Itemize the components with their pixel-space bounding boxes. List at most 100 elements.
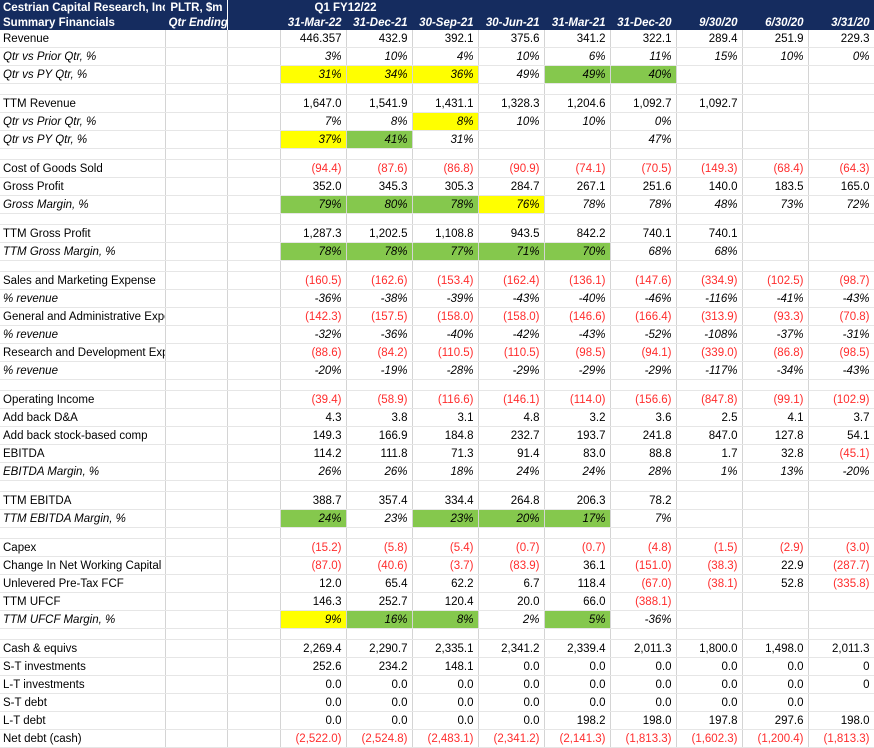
cell-ebitda-8: (45.1) [808, 444, 874, 463]
cell-ttm-rev-pyq-3 [478, 130, 545, 149]
cell-ttm-gross-profit-1: 1,202.5 [346, 224, 413, 243]
spacer-cell [227, 379, 281, 391]
header-blank-2 [478, 0, 545, 15]
cell-cogs-0: (94.4) [280, 159, 347, 178]
spacer-row [0, 83, 874, 95]
spacer-cell [478, 260, 545, 272]
cell-gross-margin-8: 72% [808, 195, 874, 214]
column-header-date-0: 31-Mar-22 [280, 15, 347, 30]
spacer-cell [742, 480, 809, 492]
cell-ttm-ufcf-6 [676, 592, 743, 611]
table-row: Unlevered Pre-Tax FCF 12.0 65.4 62.2 6.7 118.… [0, 574, 874, 593]
spacer-cell [610, 480, 677, 492]
row-pad-b-cogs [227, 159, 281, 178]
row-pad-a-ttm-ufcf-margin [165, 610, 228, 629]
cell-ttm-ufcf-2: 120.4 [412, 592, 479, 611]
cell-rev-qoq-6: 15% [676, 47, 743, 66]
spacer-cell [610, 379, 677, 391]
cell-ttm-ebitda-1: 357.4 [346, 491, 413, 510]
row-pad-a-sm-expense [165, 271, 228, 290]
cell-ttm-rev-qoq-0: 7% [280, 112, 347, 131]
cell-lt-investments-0: 0.0 [280, 675, 347, 694]
spacer-cell [0, 527, 166, 539]
table-row: Qtr vs PY Qtr, % 31% 34% 36% 49% 49% 40% [0, 65, 874, 84]
cell-rev-qoq-0: 3% [280, 47, 347, 66]
spacer-cell [280, 148, 347, 160]
spacer-cell [346, 527, 413, 539]
cell-st-investments-6: 0.0 [676, 657, 743, 676]
cell-gross-profit-5: 251.6 [610, 177, 677, 196]
row-pad-b-change-nwc [227, 556, 281, 575]
cell-ttm-revenue-2: 1,431.1 [412, 94, 479, 113]
cell-unlevered-fcf-0: 12.0 [280, 574, 347, 593]
cell-rev-pyq-7 [742, 65, 809, 84]
cell-ga-pct-6: -108% [676, 325, 743, 344]
cell-ebitda-4: 83.0 [544, 444, 611, 463]
cell-ttm-ufcf-4: 66.0 [544, 592, 611, 611]
row-pad-b-st-debt [227, 693, 281, 712]
row-label-rd-expense: Research and Development Expense [0, 343, 166, 362]
cell-ga-expense-6: (313.9) [676, 307, 743, 326]
cell-ga-expense-5: (166.4) [610, 307, 677, 326]
cell-gross-profit-7: 183.5 [742, 177, 809, 196]
spacer-cell [280, 480, 347, 492]
spacer-cell [742, 527, 809, 539]
cell-ga-expense-7: (93.3) [742, 307, 809, 326]
cell-rd-pct-1: -19% [346, 361, 413, 380]
cell-operating-income-1: (58.9) [346, 390, 413, 409]
row-label-ttm-gross-profit: TTM Gross Profit [0, 224, 166, 243]
cell-cash-equivs-1: 2,290.7 [346, 639, 413, 658]
cell-rev-pyq-3: 49% [478, 65, 545, 84]
spacer-row [0, 213, 874, 225]
cell-rev-qoq-3: 10% [478, 47, 545, 66]
cell-ttm-gross-margin-0: 78% [280, 242, 347, 261]
cell-lt-debt-2: 0.0 [412, 711, 479, 730]
cell-gross-margin-1: 80% [346, 195, 413, 214]
row-pad-a-unlevered-fcf [165, 574, 228, 593]
cell-capex-0: (15.2) [280, 538, 347, 557]
spacer-cell [478, 527, 545, 539]
cell-revenue-7: 251.9 [742, 30, 809, 48]
row-pad-b-gross-margin [227, 195, 281, 214]
row-pad-a-add-back-sbc [165, 426, 228, 445]
financial-summary-table: Cestrian Capital Research, Inc PLTR, $m … [0, 0, 874, 748]
cell-rd-expense-1: (84.2) [346, 343, 413, 362]
cell-st-debt-5: 0.0 [610, 693, 677, 712]
cell-rev-qoq-8: 0% [808, 47, 874, 66]
cell-net-debt-2: (2,483.1) [412, 729, 479, 748]
cell-lt-debt-6: 197.8 [676, 711, 743, 730]
cell-net-debt-1: (2,524.8) [346, 729, 413, 748]
cell-gross-margin-2: 78% [412, 195, 479, 214]
cell-ga-pct-0: -32% [280, 325, 347, 344]
cell-operating-income-3: (146.1) [478, 390, 545, 409]
header-blank-1 [412, 0, 479, 15]
cell-rd-expense-0: (88.6) [280, 343, 347, 362]
table-row: % revenue -20% -19% -28% -29% -29% -29% -117% -3… [0, 361, 874, 380]
cell-add-back-sbc-8: 54.1 [808, 426, 874, 445]
cell-ttm-ebitda-margin-8 [808, 509, 874, 528]
cell-ttm-rev-qoq-2: 8% [412, 112, 479, 131]
cell-add-back-sbc-1: 166.9 [346, 426, 413, 445]
spacer-row [0, 148, 874, 160]
table-row: Gross Margin, % 79% 80% 78% 76% 78% 78% 48% 73% 7… [0, 195, 874, 214]
cell-ttm-gross-profit-3: 943.5 [478, 224, 545, 243]
spacer-cell [610, 148, 677, 160]
cell-operating-income-4: (114.0) [544, 390, 611, 409]
cell-gross-profit-1: 345.3 [346, 177, 413, 196]
cell-add-back-da-7: 4.1 [742, 408, 809, 427]
spacer-cell [808, 379, 874, 391]
cell-cash-equivs-6: 1,800.0 [676, 639, 743, 658]
cell-rd-pct-8: -43% [808, 361, 874, 380]
row-pad-a-ttm-rev-qoq [165, 112, 228, 131]
spacer-cell [346, 480, 413, 492]
cell-rd-expense-4: (98.5) [544, 343, 611, 362]
cell-change-nwc-7: 22.9 [742, 556, 809, 575]
row-label-ttm-rev-pyq: Qtr vs PY Qtr, % [0, 130, 166, 149]
spacer-cell [227, 213, 281, 225]
cell-ga-expense-8: (70.8) [808, 307, 874, 326]
row-pad-a-cogs [165, 159, 228, 178]
row-pad-b-st-investments [227, 657, 281, 676]
cell-rev-pyq-4: 49% [544, 65, 611, 84]
table-row: Cash & equivs 2,269.4 2,290.7 2,335.1 2,341.… [0, 639, 874, 658]
row-pad-b-ga-pct [227, 325, 281, 344]
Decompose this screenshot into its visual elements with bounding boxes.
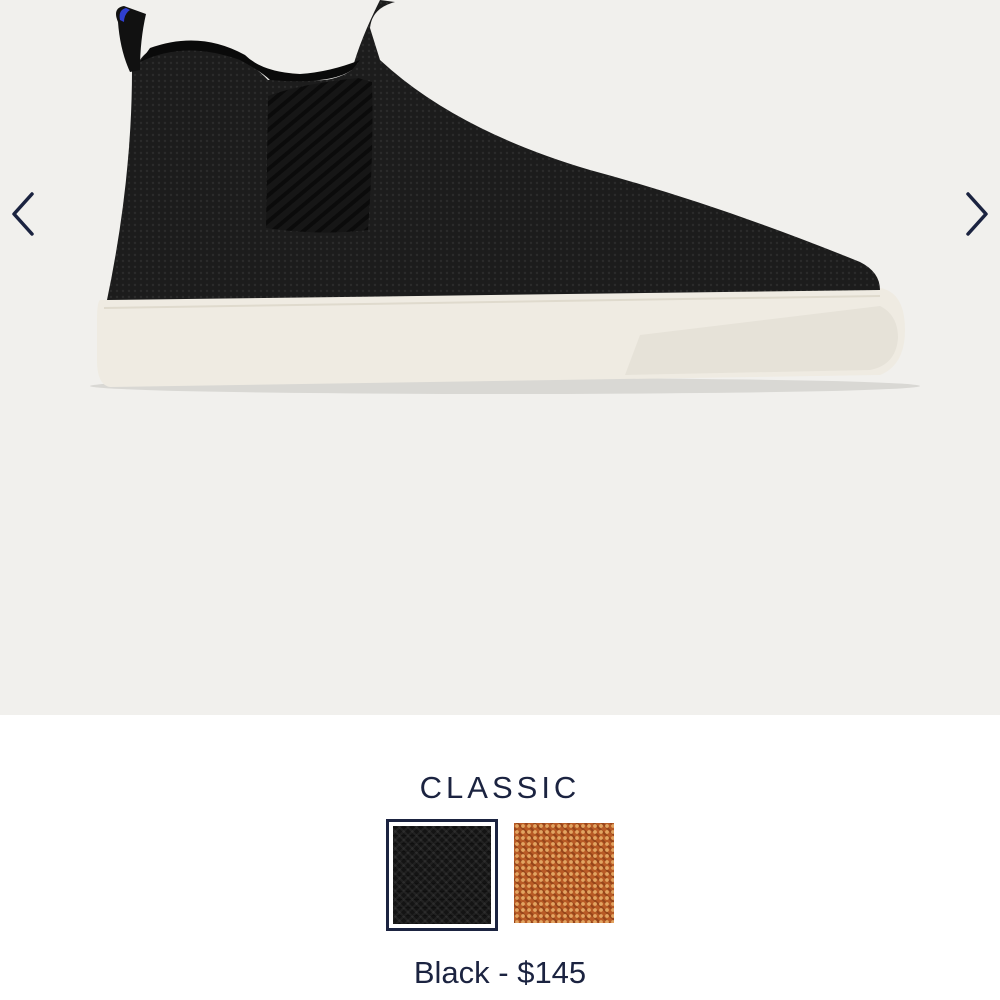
######
WHAT IS REQUIRED
Repeat verbatim the data from the line containing "cell-ebitda-8: (45.1) [808, 444, 874, 463]" up to and including the line containing "cell-ttm-ufcf-2: 120.4 [412, 592, 479, 611]".

SOLUTION TO THIS TASK
cell-ebitda-8: (45.1) [808, 444, 874, 463]
cell-ttm-rev-pyq-3 [478, 130, 545, 149]
cell-ttm-gross-profit-1: 1,202.5 [346, 224, 413, 243]
spacer-cell [227, 379, 281, 391]
header-blank-2 [478, 0, 545, 15]
cell-cogs-0: (94.4) [280, 159, 347, 178]
spacer-row [0, 83, 874, 95]
spacer-cell [478, 260, 545, 272]
cell-gross-margin-8: 72% [808, 195, 874, 214]
column-header-date-0: 31-Mar-22 [280, 15, 347, 30]
spacer-cell [742, 480, 809, 492]
cell-ttm-ufcf-6 [676, 592, 743, 611]
table-row: Unlevered Pre-Tax FCF 12.0 65.4 62.2 6.7 118.… [0, 574, 874, 593]
spacer-cell [610, 480, 677, 492]
row-pad-b-cogs [227, 159, 281, 178]
row-pad-a-ttm-ufcf-margin [165, 610, 228, 629]
cell-ttm-ufcf-2: 120.4 [412, 592, 479, 611]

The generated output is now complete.